THE EXERCISE: Every line that includes the word "title" is to be listed.

LISTED RECORDS:
>> BEGIN
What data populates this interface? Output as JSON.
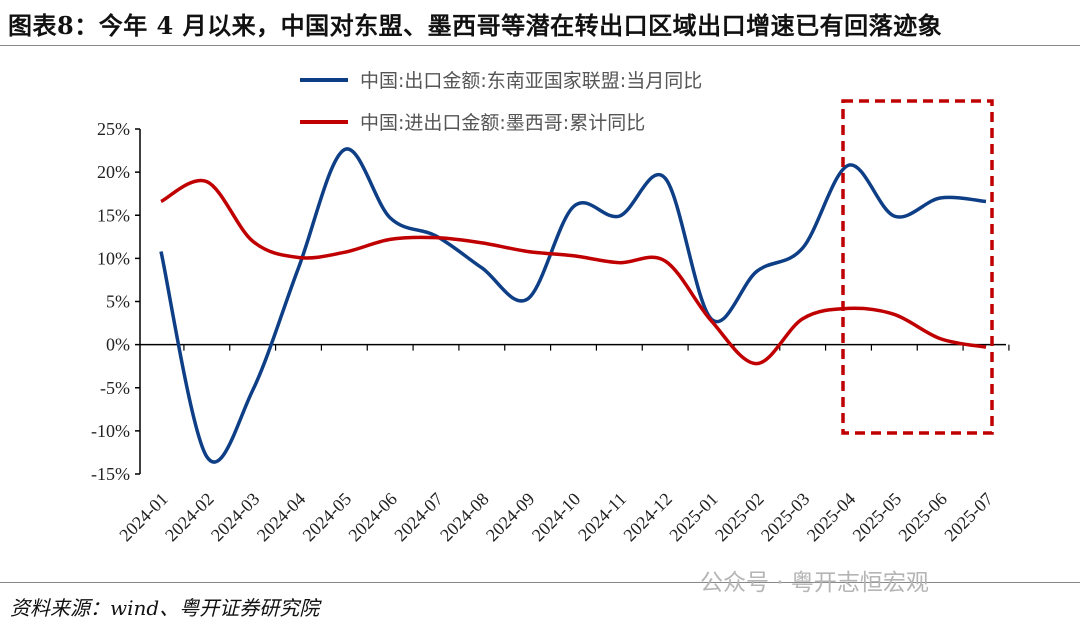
{
  "title": "图表8：今年 4 月以来，中国对东盟、墨西哥等潜在转出口区域出口增速已有回落迹象",
  "source": "资料来源：wind、粤开证券研究院",
  "watermark": "公众号 · 粤开志恒宏观",
  "chart_data": {
    "type": "line",
    "title": "图表8：今年 4 月以来，中国对东盟、墨西哥等潜在转出口区域出口增速已有回落迹象",
    "xlabel": "",
    "ylabel": "",
    "ylim": [
      -15,
      25
    ],
    "yticks": [
      "25%",
      "20%",
      "15%",
      "10%",
      "5%",
      "0%",
      "-5%",
      "-10%",
      "-15%"
    ],
    "ytick_values": [
      25,
      20,
      15,
      10,
      5,
      0,
      -5,
      -10,
      -15
    ],
    "categories": [
      "2024-01",
      "2024-02",
      "2024-03",
      "2024-04",
      "2024-05",
      "2024-06",
      "2024-07",
      "2024-08",
      "2024-09",
      "2024-10",
      "2024-11",
      "2024-12",
      "2025-01",
      "2025-02",
      "2025-03",
      "2025-04",
      "2025-05",
      "2025-06",
      "2025-07"
    ],
    "legend_position": "top-center",
    "series": [
      {
        "name": "中国:出口金额:东南亚国家联盟:当月同比",
        "color": "#0e3f86",
        "values": [
          10.8,
          -13.0,
          -5.3,
          8.9,
          22.6,
          14.7,
          12.6,
          8.9,
          5.3,
          16.0,
          14.9,
          19.3,
          3.0,
          8.5,
          11.2,
          20.8,
          14.9,
          17.0,
          16.6
        ]
      },
      {
        "name": "中国:进出口金额:墨西哥:累计同比",
        "color": "#c00000",
        "values": [
          16.6,
          18.9,
          12.0,
          10.1,
          10.7,
          12.2,
          12.4,
          11.8,
          10.8,
          10.3,
          9.5,
          9.7,
          2.8,
          -2.2,
          3.0,
          4.2,
          3.5,
          0.7,
          -0.3
        ]
      }
    ],
    "annotation": "red dashed box highlighting 2025-04 to 2025-07"
  }
}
>> END
RESULT OF THE TASK:
  "title": "图表8：今年 4 月以来，中国对东盟、墨西哥等潜在转出口区域出口增速已有回落迹象",
    "title": "图表8：今年 4 月以来，中国对东盟、墨西哥等潜在转出口区域出口增速已有回落迹象",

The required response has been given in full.